§ **TASK TO COMPLETE**
Return only the number of lines holding the word "Tach".

§ **RAW DATA**
↓↓↓
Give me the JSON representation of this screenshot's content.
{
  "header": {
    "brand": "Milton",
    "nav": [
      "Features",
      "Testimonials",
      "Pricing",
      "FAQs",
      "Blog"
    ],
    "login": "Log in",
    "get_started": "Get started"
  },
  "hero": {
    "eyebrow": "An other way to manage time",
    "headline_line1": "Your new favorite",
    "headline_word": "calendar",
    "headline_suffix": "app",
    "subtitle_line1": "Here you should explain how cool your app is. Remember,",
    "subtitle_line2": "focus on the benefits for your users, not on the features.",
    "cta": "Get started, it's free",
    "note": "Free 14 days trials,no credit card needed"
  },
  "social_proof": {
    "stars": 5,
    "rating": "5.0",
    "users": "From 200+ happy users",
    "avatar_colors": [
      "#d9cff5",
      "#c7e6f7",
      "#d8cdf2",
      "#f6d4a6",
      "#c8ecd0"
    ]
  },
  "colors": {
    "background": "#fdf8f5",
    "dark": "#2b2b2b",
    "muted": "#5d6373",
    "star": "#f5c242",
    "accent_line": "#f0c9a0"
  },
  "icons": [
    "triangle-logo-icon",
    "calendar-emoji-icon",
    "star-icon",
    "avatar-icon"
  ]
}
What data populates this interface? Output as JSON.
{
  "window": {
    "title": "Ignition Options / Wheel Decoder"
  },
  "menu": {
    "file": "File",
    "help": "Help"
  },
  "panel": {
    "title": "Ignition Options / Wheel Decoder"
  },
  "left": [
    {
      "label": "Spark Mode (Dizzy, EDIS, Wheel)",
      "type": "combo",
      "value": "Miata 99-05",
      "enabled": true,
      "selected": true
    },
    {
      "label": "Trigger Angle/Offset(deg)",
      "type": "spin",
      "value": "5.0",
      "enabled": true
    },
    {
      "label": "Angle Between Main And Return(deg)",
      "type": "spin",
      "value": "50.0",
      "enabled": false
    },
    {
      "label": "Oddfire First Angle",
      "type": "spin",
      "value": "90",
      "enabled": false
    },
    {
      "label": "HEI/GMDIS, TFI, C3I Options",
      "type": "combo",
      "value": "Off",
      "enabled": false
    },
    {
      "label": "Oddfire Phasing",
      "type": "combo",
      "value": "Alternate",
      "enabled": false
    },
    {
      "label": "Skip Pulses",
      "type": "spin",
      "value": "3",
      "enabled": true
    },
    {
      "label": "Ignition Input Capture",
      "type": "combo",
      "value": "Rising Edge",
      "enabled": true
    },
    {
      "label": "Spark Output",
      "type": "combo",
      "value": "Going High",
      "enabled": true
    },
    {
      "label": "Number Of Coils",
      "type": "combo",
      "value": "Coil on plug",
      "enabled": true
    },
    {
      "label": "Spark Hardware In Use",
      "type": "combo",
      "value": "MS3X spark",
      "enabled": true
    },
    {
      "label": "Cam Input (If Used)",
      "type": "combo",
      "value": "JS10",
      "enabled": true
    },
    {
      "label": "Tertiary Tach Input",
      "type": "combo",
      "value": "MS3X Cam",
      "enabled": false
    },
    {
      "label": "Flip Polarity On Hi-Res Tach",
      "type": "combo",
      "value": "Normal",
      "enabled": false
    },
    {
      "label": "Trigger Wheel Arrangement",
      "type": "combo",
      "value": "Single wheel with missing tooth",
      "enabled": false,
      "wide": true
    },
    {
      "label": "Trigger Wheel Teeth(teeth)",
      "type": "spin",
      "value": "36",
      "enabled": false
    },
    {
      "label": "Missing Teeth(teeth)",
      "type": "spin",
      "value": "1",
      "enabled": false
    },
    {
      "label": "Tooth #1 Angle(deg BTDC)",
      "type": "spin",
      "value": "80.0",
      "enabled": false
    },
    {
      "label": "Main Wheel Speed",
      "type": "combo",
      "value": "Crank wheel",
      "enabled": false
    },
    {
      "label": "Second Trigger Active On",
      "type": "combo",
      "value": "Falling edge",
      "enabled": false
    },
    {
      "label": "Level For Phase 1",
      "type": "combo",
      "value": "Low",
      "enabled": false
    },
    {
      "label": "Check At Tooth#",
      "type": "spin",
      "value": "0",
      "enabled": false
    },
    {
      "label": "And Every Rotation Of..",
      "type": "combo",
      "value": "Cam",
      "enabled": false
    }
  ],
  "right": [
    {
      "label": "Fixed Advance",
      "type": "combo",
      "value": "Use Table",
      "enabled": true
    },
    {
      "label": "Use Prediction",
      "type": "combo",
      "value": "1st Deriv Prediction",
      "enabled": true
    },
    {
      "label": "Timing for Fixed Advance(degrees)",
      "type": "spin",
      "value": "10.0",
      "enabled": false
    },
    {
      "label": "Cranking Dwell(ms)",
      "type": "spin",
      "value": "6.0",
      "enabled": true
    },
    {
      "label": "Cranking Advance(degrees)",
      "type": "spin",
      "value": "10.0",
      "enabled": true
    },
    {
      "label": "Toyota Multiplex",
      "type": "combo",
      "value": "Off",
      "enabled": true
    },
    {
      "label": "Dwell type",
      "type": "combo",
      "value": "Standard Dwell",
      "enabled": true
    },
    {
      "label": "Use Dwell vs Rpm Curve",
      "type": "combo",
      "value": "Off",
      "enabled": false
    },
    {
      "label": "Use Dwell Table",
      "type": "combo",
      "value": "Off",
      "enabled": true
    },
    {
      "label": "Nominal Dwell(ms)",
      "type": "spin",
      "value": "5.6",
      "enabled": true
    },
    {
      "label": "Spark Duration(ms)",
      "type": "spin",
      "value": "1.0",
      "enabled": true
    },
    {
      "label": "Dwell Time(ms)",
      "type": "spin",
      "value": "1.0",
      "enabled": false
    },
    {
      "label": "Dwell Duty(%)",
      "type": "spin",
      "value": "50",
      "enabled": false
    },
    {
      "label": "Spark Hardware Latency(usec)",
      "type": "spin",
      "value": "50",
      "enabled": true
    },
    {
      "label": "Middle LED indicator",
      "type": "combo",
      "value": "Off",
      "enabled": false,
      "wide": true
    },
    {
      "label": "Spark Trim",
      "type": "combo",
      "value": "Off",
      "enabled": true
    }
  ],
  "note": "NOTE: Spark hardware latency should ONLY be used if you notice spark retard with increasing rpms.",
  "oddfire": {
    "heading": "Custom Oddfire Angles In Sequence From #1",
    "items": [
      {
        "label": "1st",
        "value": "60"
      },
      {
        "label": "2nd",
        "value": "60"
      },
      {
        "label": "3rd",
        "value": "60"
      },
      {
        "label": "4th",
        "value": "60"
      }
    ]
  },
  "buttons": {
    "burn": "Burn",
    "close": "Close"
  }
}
↑↑↑
§ **RESPONSE TO THE TASK**
2